Exercise text below:

Ladies, not every guy who talks to you wants to bang you. Some of us know that you have snacks in your purse.

@SomthinBoutSara

I’m gonna pretend my dad didn’t abandon me but is actually on the missing Malaysia air flight and he’ll be back

@DadZZZasleep

[pearly gates]

Pete:

Me:

Pete:

Me: was it my browser history?

Pete: wAs It mY bRoWsEr HiStOrY

@SortaBad

John: Hey Jude…

Paul: Don’t make it bad

George: Take a sad song…

Ringo: So weird how coffee is yummy hot or cold but gross in-between

@CherBear162

I really want a Popsicle but I’m so not in the mood for Freezer Jenga.

@AmericanGent69

Me having sex is like bungee jumping.
It’s either amazing, or someone gets seriously injured.
There is no in between.

End of Exercise text.
Record extracts below:

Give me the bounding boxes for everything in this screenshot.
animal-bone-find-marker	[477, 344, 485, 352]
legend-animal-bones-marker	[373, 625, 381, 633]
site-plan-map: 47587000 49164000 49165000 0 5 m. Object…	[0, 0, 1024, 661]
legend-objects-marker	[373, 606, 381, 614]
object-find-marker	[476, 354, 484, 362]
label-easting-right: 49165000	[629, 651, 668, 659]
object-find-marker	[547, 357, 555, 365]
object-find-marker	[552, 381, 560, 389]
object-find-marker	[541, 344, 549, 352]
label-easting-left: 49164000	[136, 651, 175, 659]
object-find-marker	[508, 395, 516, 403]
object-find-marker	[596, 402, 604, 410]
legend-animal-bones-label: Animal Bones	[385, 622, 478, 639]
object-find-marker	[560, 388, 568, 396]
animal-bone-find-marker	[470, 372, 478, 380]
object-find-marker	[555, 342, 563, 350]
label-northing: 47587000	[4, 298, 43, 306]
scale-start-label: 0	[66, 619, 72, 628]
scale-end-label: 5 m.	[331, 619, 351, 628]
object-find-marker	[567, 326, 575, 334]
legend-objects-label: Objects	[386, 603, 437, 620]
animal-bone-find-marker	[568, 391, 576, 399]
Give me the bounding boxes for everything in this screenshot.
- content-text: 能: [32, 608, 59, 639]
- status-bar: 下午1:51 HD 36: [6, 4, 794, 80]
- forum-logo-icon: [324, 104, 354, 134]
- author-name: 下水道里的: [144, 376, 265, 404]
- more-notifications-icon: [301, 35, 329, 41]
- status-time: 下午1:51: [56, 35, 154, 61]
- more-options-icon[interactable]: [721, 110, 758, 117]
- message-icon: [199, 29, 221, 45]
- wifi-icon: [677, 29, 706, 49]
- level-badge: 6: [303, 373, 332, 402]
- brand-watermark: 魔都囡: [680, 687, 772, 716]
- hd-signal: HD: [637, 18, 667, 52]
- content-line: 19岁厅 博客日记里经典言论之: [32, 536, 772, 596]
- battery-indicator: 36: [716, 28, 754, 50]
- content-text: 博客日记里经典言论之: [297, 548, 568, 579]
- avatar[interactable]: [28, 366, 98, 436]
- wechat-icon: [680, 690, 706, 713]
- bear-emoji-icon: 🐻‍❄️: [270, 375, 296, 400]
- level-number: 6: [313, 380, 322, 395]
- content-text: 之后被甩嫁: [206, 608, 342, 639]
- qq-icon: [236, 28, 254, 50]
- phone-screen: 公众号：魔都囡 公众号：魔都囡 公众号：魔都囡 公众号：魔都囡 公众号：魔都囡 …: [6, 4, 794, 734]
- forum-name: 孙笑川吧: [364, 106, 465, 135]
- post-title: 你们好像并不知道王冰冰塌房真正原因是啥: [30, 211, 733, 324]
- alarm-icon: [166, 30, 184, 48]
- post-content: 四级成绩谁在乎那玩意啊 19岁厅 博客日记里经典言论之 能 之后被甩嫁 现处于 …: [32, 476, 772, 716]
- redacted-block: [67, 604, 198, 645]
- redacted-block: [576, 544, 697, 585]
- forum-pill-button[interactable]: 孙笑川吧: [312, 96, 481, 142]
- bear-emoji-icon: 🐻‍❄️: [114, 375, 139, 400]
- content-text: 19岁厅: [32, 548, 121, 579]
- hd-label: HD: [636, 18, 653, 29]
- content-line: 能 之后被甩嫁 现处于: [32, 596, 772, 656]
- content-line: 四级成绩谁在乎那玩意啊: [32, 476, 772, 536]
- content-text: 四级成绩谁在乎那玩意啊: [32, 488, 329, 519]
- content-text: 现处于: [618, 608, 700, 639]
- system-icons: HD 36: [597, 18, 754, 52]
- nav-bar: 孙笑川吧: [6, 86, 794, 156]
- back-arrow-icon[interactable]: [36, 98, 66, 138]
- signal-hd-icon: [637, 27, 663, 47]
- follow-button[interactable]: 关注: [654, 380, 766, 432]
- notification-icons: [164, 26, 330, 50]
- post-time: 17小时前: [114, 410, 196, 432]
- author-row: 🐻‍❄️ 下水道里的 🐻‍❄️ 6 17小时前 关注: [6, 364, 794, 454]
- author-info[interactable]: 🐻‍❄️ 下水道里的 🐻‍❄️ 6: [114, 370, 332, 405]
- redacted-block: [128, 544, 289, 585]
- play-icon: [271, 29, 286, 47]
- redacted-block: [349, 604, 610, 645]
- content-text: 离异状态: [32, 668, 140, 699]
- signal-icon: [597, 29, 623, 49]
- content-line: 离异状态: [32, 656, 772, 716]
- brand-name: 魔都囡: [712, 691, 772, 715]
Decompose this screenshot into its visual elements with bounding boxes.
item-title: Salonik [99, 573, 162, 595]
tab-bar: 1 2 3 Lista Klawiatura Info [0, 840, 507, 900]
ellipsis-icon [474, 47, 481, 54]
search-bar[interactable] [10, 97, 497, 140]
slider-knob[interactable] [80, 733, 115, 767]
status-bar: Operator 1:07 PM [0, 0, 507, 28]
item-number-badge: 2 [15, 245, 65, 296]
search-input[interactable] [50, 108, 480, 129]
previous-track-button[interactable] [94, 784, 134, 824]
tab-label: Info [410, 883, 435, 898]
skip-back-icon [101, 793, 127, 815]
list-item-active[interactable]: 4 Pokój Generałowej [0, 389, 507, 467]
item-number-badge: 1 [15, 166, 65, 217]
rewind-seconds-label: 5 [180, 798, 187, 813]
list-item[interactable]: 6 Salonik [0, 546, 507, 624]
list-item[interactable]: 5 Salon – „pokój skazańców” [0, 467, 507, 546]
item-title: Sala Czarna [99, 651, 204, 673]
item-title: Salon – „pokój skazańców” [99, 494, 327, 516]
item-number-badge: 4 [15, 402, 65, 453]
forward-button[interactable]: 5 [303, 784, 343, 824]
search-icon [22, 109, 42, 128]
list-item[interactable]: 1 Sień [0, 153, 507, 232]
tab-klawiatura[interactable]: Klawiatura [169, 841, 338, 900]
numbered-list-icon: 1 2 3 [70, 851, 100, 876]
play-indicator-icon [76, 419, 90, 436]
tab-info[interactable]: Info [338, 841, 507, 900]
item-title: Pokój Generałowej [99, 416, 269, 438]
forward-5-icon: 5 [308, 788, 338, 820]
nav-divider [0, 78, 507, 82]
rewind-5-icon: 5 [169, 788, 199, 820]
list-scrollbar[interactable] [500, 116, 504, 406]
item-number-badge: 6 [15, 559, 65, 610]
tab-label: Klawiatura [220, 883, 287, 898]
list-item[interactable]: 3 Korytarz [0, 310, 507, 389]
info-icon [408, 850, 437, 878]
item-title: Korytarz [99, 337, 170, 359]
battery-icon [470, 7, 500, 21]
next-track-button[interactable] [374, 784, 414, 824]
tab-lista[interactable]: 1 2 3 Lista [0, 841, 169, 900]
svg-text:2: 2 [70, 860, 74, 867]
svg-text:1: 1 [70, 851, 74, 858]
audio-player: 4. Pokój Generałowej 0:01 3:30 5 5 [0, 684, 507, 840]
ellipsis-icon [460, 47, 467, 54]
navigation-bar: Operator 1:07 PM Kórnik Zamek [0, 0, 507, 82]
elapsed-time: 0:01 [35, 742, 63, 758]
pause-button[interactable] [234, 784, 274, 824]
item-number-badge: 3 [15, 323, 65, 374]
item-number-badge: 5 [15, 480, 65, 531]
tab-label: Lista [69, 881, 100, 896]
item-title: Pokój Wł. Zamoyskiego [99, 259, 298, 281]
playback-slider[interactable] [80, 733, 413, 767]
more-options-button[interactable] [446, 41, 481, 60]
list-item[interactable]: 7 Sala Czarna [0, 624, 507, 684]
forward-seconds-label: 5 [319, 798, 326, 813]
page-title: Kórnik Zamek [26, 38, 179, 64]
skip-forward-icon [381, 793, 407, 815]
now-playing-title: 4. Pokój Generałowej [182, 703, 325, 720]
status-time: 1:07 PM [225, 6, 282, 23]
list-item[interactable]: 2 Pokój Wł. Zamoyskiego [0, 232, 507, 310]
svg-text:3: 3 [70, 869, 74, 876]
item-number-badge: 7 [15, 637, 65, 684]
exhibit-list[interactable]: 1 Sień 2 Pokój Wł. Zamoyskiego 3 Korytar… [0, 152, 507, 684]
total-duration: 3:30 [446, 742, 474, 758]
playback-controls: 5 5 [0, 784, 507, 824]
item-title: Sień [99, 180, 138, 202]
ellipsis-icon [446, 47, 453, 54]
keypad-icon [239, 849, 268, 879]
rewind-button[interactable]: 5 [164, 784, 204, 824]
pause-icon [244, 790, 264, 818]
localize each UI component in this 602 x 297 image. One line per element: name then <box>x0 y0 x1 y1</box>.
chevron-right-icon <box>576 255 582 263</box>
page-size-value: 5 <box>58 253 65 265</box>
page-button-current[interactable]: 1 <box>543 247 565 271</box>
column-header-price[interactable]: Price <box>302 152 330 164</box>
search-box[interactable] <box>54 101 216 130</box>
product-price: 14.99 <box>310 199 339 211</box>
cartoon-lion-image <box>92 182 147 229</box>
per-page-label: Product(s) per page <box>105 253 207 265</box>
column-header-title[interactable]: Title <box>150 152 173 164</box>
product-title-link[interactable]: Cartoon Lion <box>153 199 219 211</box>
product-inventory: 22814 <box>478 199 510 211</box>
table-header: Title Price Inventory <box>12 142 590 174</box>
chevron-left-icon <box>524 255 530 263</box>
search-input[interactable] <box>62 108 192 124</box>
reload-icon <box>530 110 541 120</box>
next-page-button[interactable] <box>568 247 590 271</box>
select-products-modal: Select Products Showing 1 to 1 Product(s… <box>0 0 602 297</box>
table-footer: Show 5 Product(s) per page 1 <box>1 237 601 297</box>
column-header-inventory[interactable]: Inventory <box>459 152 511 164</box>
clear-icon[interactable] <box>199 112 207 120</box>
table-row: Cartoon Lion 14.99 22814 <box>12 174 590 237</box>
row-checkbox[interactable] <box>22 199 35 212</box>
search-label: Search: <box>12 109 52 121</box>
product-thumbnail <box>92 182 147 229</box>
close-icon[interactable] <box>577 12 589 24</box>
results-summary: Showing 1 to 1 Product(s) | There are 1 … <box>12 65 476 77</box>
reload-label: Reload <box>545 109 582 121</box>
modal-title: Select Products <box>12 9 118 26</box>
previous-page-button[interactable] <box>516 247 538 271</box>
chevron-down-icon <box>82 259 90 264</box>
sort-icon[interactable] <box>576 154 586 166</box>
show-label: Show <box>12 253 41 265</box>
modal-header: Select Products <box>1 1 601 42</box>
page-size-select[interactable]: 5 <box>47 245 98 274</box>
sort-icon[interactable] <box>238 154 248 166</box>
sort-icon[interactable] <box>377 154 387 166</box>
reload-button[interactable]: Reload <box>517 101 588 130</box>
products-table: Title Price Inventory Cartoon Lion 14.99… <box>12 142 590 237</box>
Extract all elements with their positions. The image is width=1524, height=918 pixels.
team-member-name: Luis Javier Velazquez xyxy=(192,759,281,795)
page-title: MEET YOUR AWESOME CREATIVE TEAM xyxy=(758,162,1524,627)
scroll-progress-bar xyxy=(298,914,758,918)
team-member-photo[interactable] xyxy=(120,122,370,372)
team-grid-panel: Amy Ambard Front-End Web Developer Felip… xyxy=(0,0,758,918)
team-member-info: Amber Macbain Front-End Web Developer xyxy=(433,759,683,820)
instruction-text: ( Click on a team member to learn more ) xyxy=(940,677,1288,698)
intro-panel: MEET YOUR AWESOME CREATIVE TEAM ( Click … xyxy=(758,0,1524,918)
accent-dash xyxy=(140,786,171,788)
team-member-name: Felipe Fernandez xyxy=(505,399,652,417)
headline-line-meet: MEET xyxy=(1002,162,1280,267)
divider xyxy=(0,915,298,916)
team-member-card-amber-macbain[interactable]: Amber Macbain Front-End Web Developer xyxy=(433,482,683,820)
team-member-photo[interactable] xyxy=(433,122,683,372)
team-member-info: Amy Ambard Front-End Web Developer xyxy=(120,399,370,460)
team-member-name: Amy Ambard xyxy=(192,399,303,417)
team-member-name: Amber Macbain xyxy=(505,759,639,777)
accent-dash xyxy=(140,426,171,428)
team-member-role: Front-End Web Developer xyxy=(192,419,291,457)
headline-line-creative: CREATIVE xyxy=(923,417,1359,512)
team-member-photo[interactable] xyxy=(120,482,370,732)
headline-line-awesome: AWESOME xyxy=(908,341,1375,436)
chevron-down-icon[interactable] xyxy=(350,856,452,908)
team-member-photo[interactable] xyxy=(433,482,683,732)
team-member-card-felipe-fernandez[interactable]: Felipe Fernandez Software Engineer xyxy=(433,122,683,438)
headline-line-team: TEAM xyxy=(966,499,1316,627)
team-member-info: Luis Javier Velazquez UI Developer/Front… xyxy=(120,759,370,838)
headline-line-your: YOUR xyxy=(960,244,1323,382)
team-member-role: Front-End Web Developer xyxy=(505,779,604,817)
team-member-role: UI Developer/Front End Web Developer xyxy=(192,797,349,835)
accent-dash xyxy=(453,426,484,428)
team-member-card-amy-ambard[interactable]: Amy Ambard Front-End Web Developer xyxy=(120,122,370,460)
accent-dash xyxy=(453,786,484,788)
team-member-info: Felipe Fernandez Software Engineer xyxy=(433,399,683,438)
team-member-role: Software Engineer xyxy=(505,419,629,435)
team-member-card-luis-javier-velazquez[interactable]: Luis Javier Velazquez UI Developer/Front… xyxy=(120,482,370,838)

End of Record extracts.

> **Activity 1**
In the collection of humorous posts, what does the writer say they are not in the mood for when wanting a Popsicle?
> **Activity 2**
Continue the collection of humorous posts from the point where it stops.
The material is separate from the collection of humorous posts.

> **Output 1**
Freezer Jenga.

> **Output 2**
@Shen_the_Bird

[first rap battle]

me: call me artisanal burger because i’m falling apart

opponent: please stop crying

@Home_Halfway

BARISTA: I have a latte ready for “Give me all your money?”

ROBBER: Oh goodness, this is so embarrassing, I see there’s been some confusion

@AristotlesNZ

Boss: You’re late! You shoulda been here two hours ago!
Me: Why? What happened two hours ago?

@KevinBuffalo

I don’t wanna get too political here, but I plan on voting for whichever candidate will do something about Meghan Trainor.